#### [Brief]
Pull out from the material below all lines with "私人经济活动的效率比公共部门高得多".

══ Excerpted data ══

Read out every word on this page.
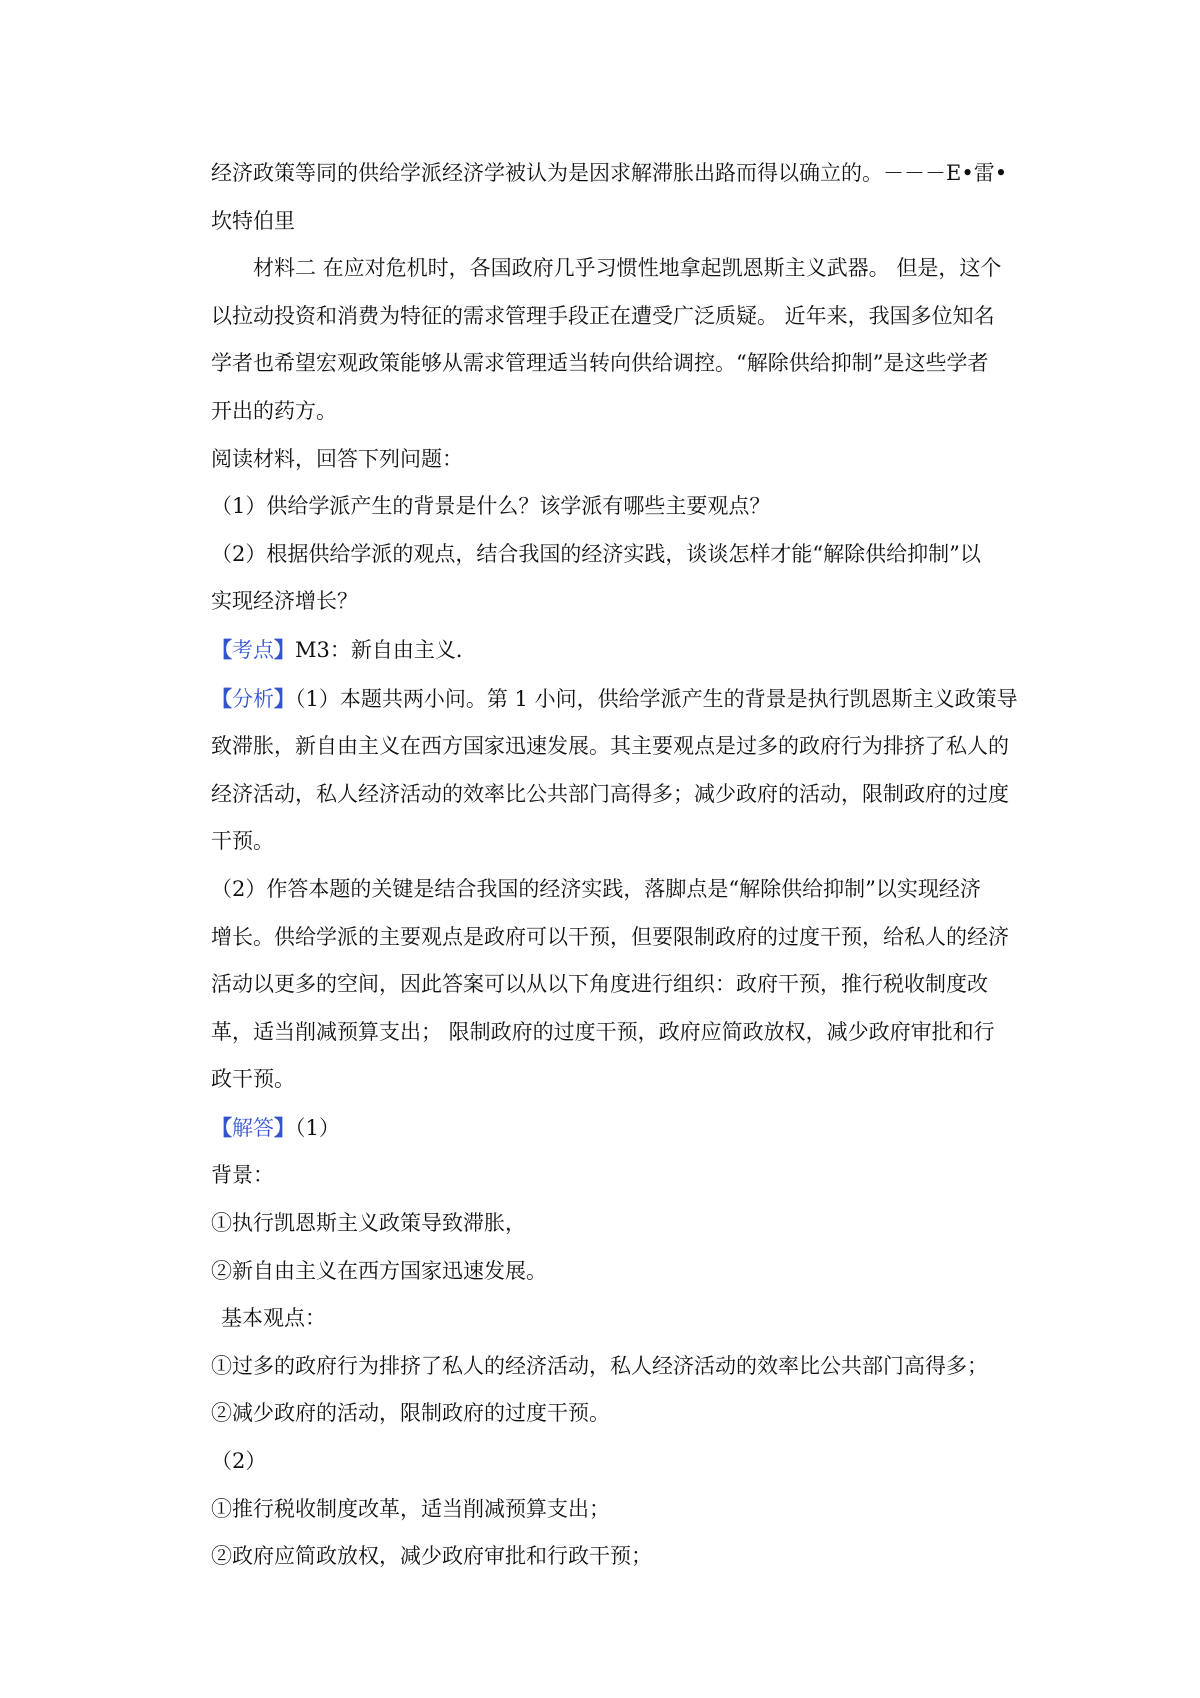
经济政策等同的供给学派经济学被认为是因求解滞胀出路而得以确立的。－－－E•雷•

坎特伯里

材料二 在应对危机时，各国政府几乎习惯性地拿起凯恩斯主义武器。 但是，这个

以拉动投资和消费为特征的需求管理手段正在遭受广泛质疑。 近年来，我国多位知名

学者也希望宏观政策能够从需求管理适当转向供给调控。“解除供给抑制”是这些学者

开出的药方。

阅读材料，回答下列问题：

（1）供给学派产生的背景是什么？该学派有哪些主要观点？

（2）根据供给学派的观点，结合我国的经济实践，谈谈怎样才能“解除供给抑制”以

实现经济增长？

【考点】M3：新自由主义．

【分析】（1）本题共两小问。第 1 小问，供给学派产生的背景是执行凯恩斯主义政策导

致滞胀，新自由主义在西方国家迅速发展。其主要观点是过多的政府行为排挤了私人的

经济活动，私人经济活动的效率比公共部门高得多；减少政府的活动，限制政府的过度

干预。

（2）作答本题的关键是结合我国的经济实践，落脚点是“解除供给抑制”以实现经济

增长。供给学派的主要观点是政府可以干预，但要限制政府的过度干预，给私人的经济

活动以更多的空间，因此答案可以从以下角度进行组织：政府干预，推行税收制度改

革，适当削减预算支出； 限制政府的过度干预，政府应简政放权，减少政府审批和行

政干预。

【解答】（1）

背景：

①执行凯恩斯主义政策导致滞胀，

②新自由主义在西方国家迅速发展。

基本观点：

①过多的政府行为排挤了私人的经济活动，私人经济活动的效率比公共部门高得多；

②减少政府的活动，限制政府的过度干预。

（2）

①推行税收制度改革，适当削减预算支出；

②政府应简政放权，减少政府审批和行政干预；
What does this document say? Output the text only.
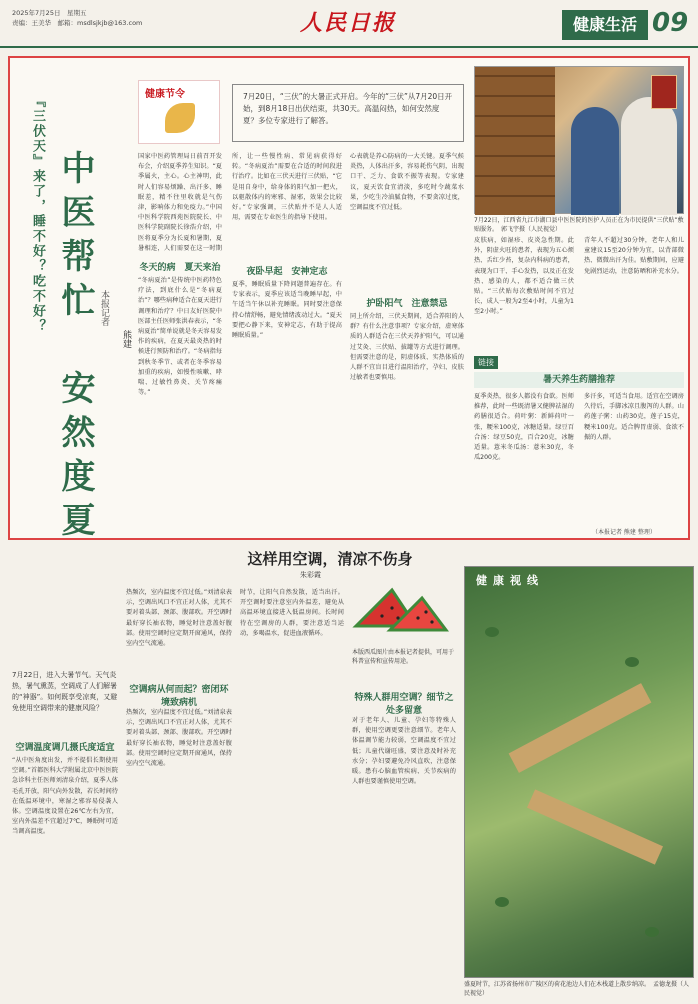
2025年7月25日　星期五
责编：王美华　邮箱：msdlsjkjb@163.com	人民日报	健康生活 09
『三伏天』来了，睡不好？吃不好？ 中医帮忙　安然度夏 本报记者
熊建
健康节令	7月20日，“三伏”的大暑正式开启。今年的“三伏”从7月20日开始，到8月18日出伏结束，共30天。高温闷热，如何安然度夏？多位专家进行了解答。
国家中医药管理局日前召开发布会，介绍夏季养生知识。“夏季属火，主心。心主神明，此时人们容易烦躁、出汗多、睡眠差，精不往里收就是气伤津，影响体力和免疫力。”中国中医科学院西苑医院院长、中医科学院副院长徐浩介绍，中医将夏季分为长夏和暑期，夏暑相连，人们需要在这一时期
冬天的病　夏天来治
“冬病夏治”是传统中医药特色疗法，到底什么是“冬病夏治”？哪些病种适合在夏天进行调理和治疗？中日友好医院中医部主任医师张洪春表示，“冬病夏治”简单说就是冬天容易发作的疾病，在夏天最炎热的时候进行预防和治疗。“冬病指每到秋冬季节、或者在冬季容易加重的疾病，如慢性咳嗽、哮喘、过敏性鼻炎、关节疼痛等。”
所，让一些慢性病、常见病获得好转。“冬病夏治”需要在合适的时间段进行治疗。比如在三伏天进行三伏贴，“它是用自身中，给身体的阳气加一把火，以驱散体内的寒邪、湿邪，效果会比较好。”专家强调，三伏贴并不是人人适用，需要在专业医生的指导下使用。
夜卧早起　安神定志
夏季，睡眠质量下降问题普遍存在。有专家表示，夏季应该适当晚睡早起，中午适当午休以补充睡眠。同时要注意保持心情舒畅，避免情绪波动过大。“夏天要把心静下来，安神定志，有助于提高睡眠质量。”
心表就是养心防病的一大关键。夏季气候炎热，人体出汗多，容易耗伤气阴，出现口干、乏力、食欲不振等表现。专家建议，夏天饮食宜清淡，多吃时令蔬菜水果，少吃生冷油腻食物，不要贪凉过度，空调温度不宜过低。
护卧阳气　注意禁忌
同上所介绍，三伏天期间，适合养阳的人群？有什么注意事项？专家介绍，虚寒体质的人群适合在三伏天养护阳气，可以通过艾灸、三伏贴、拔罐等方式进行调理。但需要注意的是，阴虚体质、实热体质的人群不宜盲目进行温阳治疗，孕妇、皮肤过敏者也要慎用。
7月22日，江西省九江市湖口县中医医院的医护人员正在为市民提供“三伏贴”敷贴服务。　郭飞宇摄（人民视觉）
皮肤病，如湿疹、皮炎急性期。此外，阴虚火旺的患者，表现为五心烦热、舌红少苔，复杂内科病的患者，表现为口干、手心发热，以及正在发热、感染的人，都不适合做三伏贴。“三伏贴每次敷贴时间不宜过长，成人一般为2至4小时，儿童为1至2小时。”
青年人不超过30分钟，老年人和儿童建议15至20分钟为宜，以背部微热、微微出汗为佳。贴敷期间，应避免剧烈运动，注意防晒和补充水分。
链接
暑天养生药膳推荐
夏季炎热，很多人都没有食欲。医师推荐，此时一些既清暑又健脾祛湿的药膳很适合。荷叶粥：新鲜荷叶一张，粳米100克，冰糖适量。绿豆百合汤：绿豆50克，百合20克，冰糖适量。薏米冬瓜汤：薏米30克，冬瓜200克。
多汗多，可适当食用。适宜在空调房久待后，手脚冰凉且腹泻的人群。山药莲子粥：山药30克，莲子15克，粳米100克。适合脾胃虚弱、食欲不振的人群。
（本报记者 熊建 整理）
这样用空调，清凉不伤身
朱彩霞
7月22日，进入大暑节气。天气炎热，暑气熏蒸，空调成了人们解暑的“神器”。如何既享受凉爽，又避免使用空调带来的健康风险？
空调温度调几摄氏度适宜
“从中医角度出发，并不提倡长期使用空调。”首都医科大学附属北京中医医院急诊科主任医师刘清泉介绍，夏季人体毛孔开放，阳气向外发散，若长时间待在低温环境中，寒湿之邪容易侵袭人体。空调温度设置在26℃左右为宜，室内外温差不宜超过7℃，睡眠时可适当调高温度。
热频次，室内温度不宜过低。”刘清泉表示，空调出风口不宜正对人体，尤其不要对着头部、颈部、腹部吹。开空调时最好穿长袖衣物，睡觉时注意盖好腹部。使用空调时应定期开窗通风，保持室内空气流通。
空调病从何而起？密闭环境致病机
热频次，室内温度不宜过低。”刘清泉表示，空调出风口不宜正对人体，尤其不要对着头部、颈部、腹部吹。开空调时最好穿长袖衣物，睡觉时注意盖好腹部。使用空调时应定期开窗通风，保持室内空气流通。
时节，让阳气自然发散，适当出汗。开空调时要注意室内外温差，避免从高温环境直接进入低温房间。长时间待在空调房的人群，要注意适当运动，多喝温水，促进血液循环。
本版西瓜图片由本报记者提供，可用于科普宣传和宣传用途。
特殊人群用空调？细节之处多留意
对于老年人、儿童、孕妇等特殊人群，使用空调更要注意细节。老年人体温调节能力较弱，空调温度不宜过低；儿童代谢旺盛，要注意及时补充水分；孕妇要避免冷风直吹，注意保暖。患有心脑血管疾病、关节疾病的人群也要谨慎使用空调。
健康视线
盛夏时节，江苏省扬州市广陵区的荷花池边人们在木栈道上散步纳凉。　孟德龙摄（人民视觉）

═══

#### [Problem solution]
经济活动，私人经济活动的效率比公共部门高得多；减少政府的活动，限制政府的过度
①过多的政府行为排挤了私人的经济活动，私人经济活动的效率比公共部门高得多；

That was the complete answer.